Objective
Print the listing as it stands, omitting all images.

Exercise inputs
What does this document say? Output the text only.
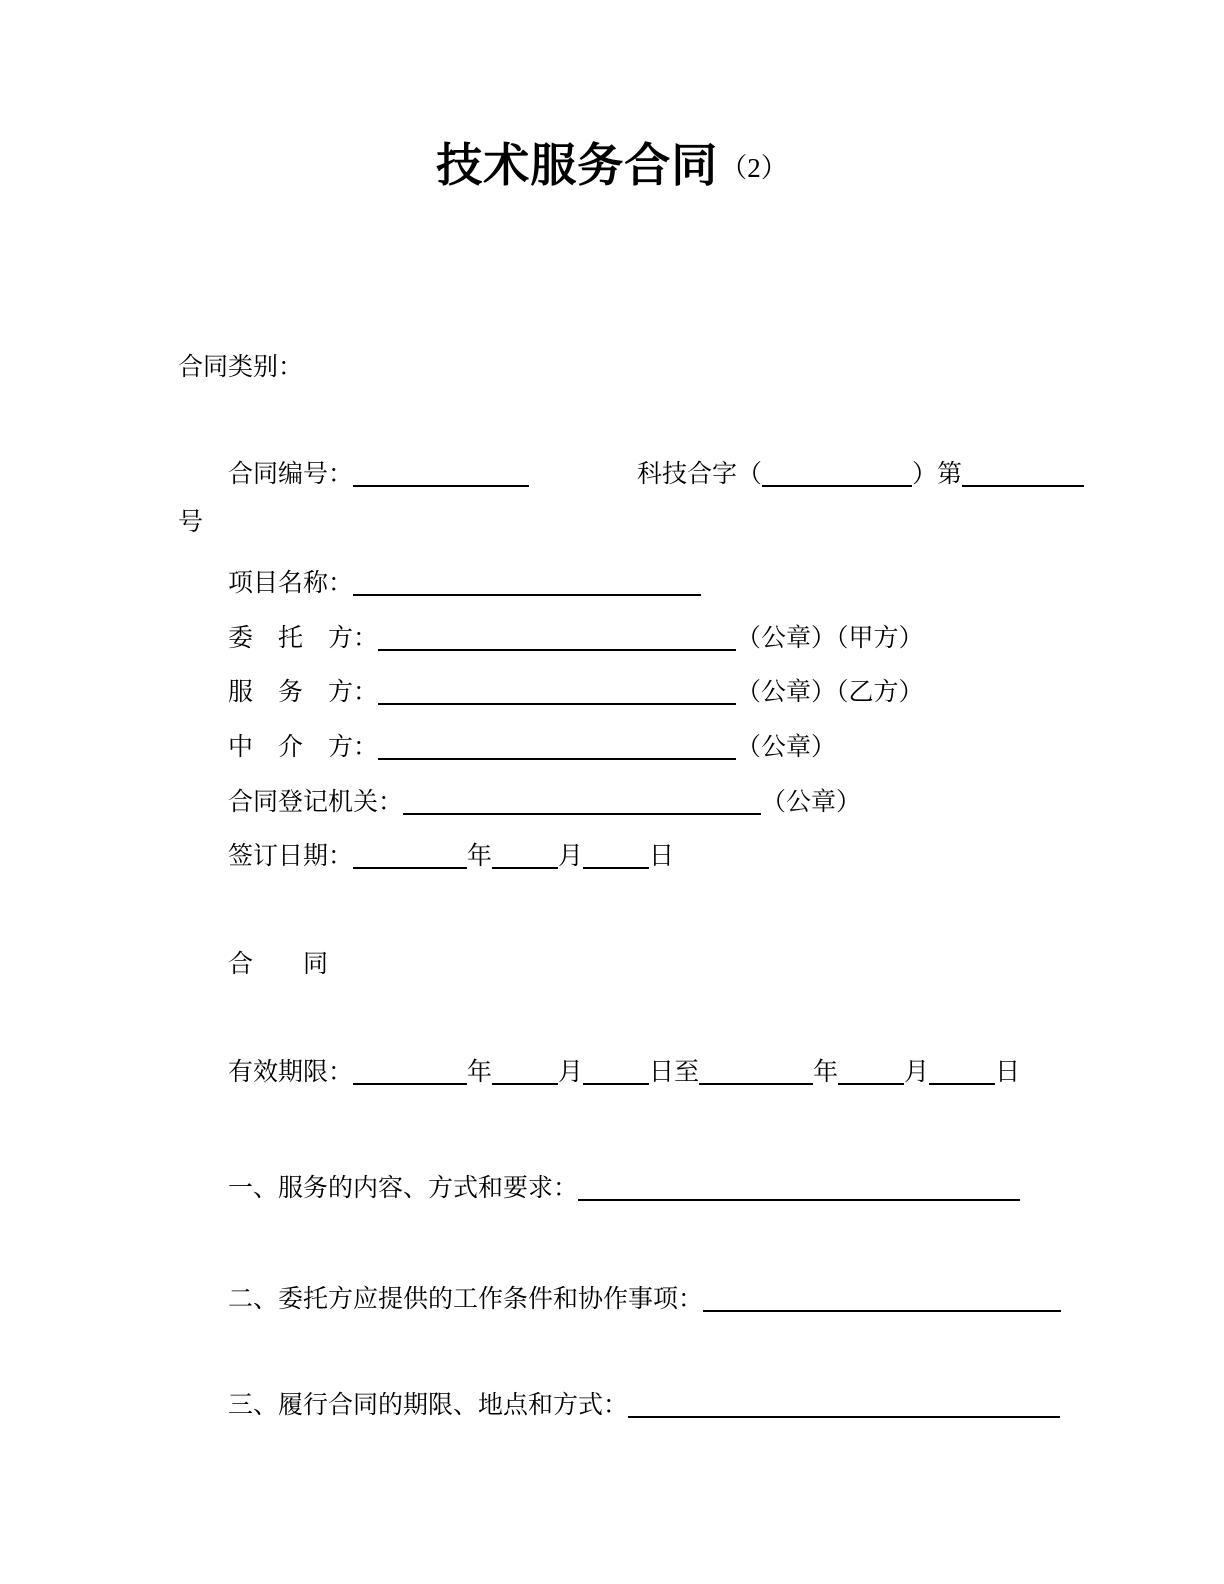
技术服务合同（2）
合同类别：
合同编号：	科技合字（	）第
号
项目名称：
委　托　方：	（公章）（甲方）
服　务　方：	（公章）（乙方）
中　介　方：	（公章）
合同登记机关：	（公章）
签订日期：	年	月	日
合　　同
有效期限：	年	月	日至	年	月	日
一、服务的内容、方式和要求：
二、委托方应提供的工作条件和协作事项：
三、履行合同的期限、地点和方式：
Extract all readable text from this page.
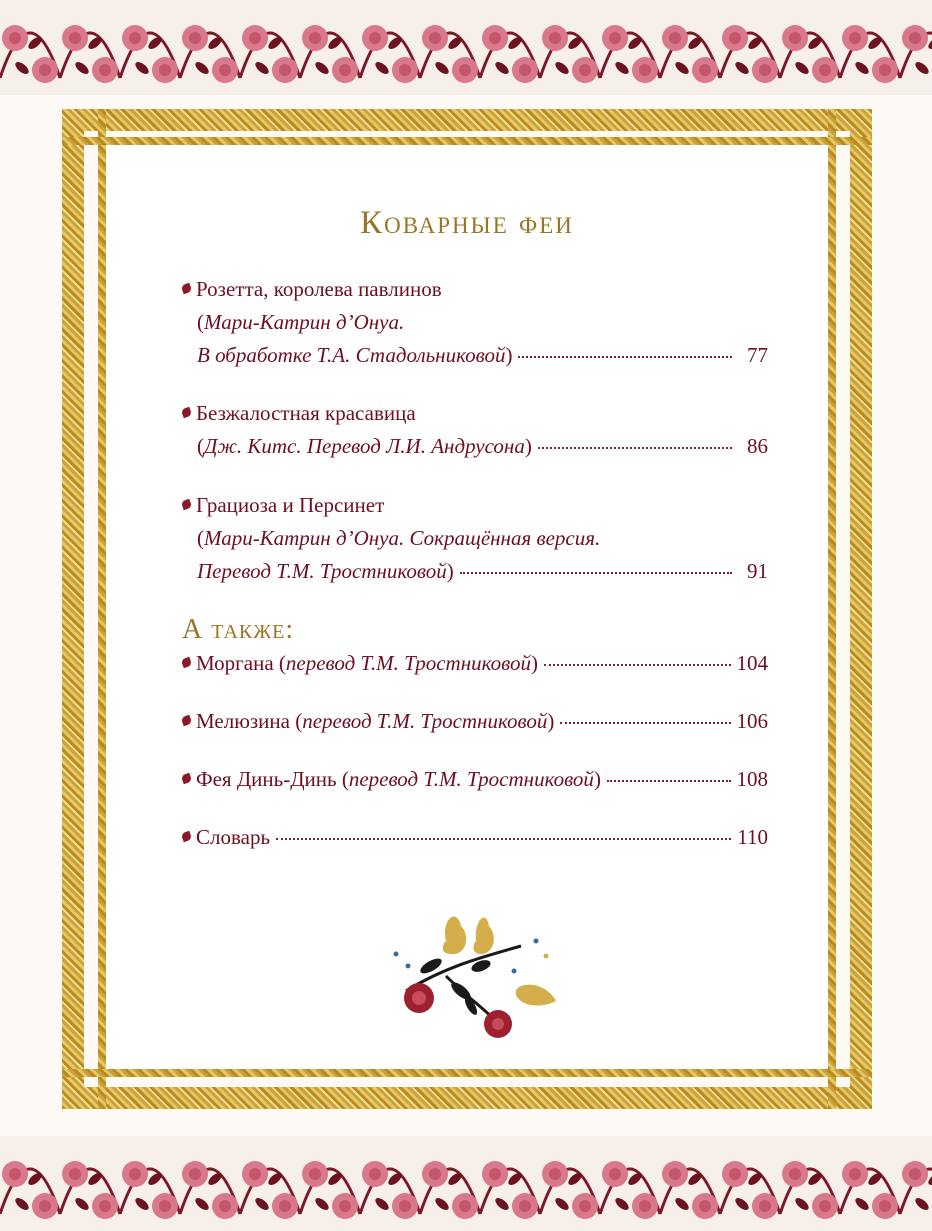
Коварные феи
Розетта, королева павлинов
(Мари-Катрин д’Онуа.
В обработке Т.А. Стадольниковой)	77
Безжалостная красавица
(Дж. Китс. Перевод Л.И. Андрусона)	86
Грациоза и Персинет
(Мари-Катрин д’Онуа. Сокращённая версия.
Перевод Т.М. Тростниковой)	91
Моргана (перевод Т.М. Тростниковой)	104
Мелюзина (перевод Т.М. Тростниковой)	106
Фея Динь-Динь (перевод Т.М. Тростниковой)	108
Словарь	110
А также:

Answer to the task
What does this document say? Output the text only.
技术服务合同（2）
合同类别：
合同编号：	科技合字（	）第
号
项目名称：
委　托　方：	（公章）（甲方）
服　务　方：	（公章）（乙方）
中　介　方：	（公章）
合同登记机关：	（公章）
签订日期：	年	月	日
合　　同
有效期限：	年	月	日至	年	月	日
一、服务的内容、方式和要求：
二、委托方应提供的工作条件和协作事项：
三、履行合同的期限、地点和方式：
Extract all readable text from this page.
Коварные феи
Розетта, королева павлинов
(Мари-Катрин д’Онуа.
В обработке Т.А. Стадольниковой)	77
Безжалостная красавица
(Дж. Китс. Перевод Л.И. Андрусона)	86
Грациоза и Персинет
(Мари-Катрин д’Онуа. Сокращённая версия.
Перевод Т.М. Тростниковой)	91
Моргана (перевод Т.М. Тростниковой)	104
Мелюзина (перевод Т.М. Тростниковой)	106
Фея Динь-Динь (перевод Т.М. Тростниковой)	108
Словарь	110
А также:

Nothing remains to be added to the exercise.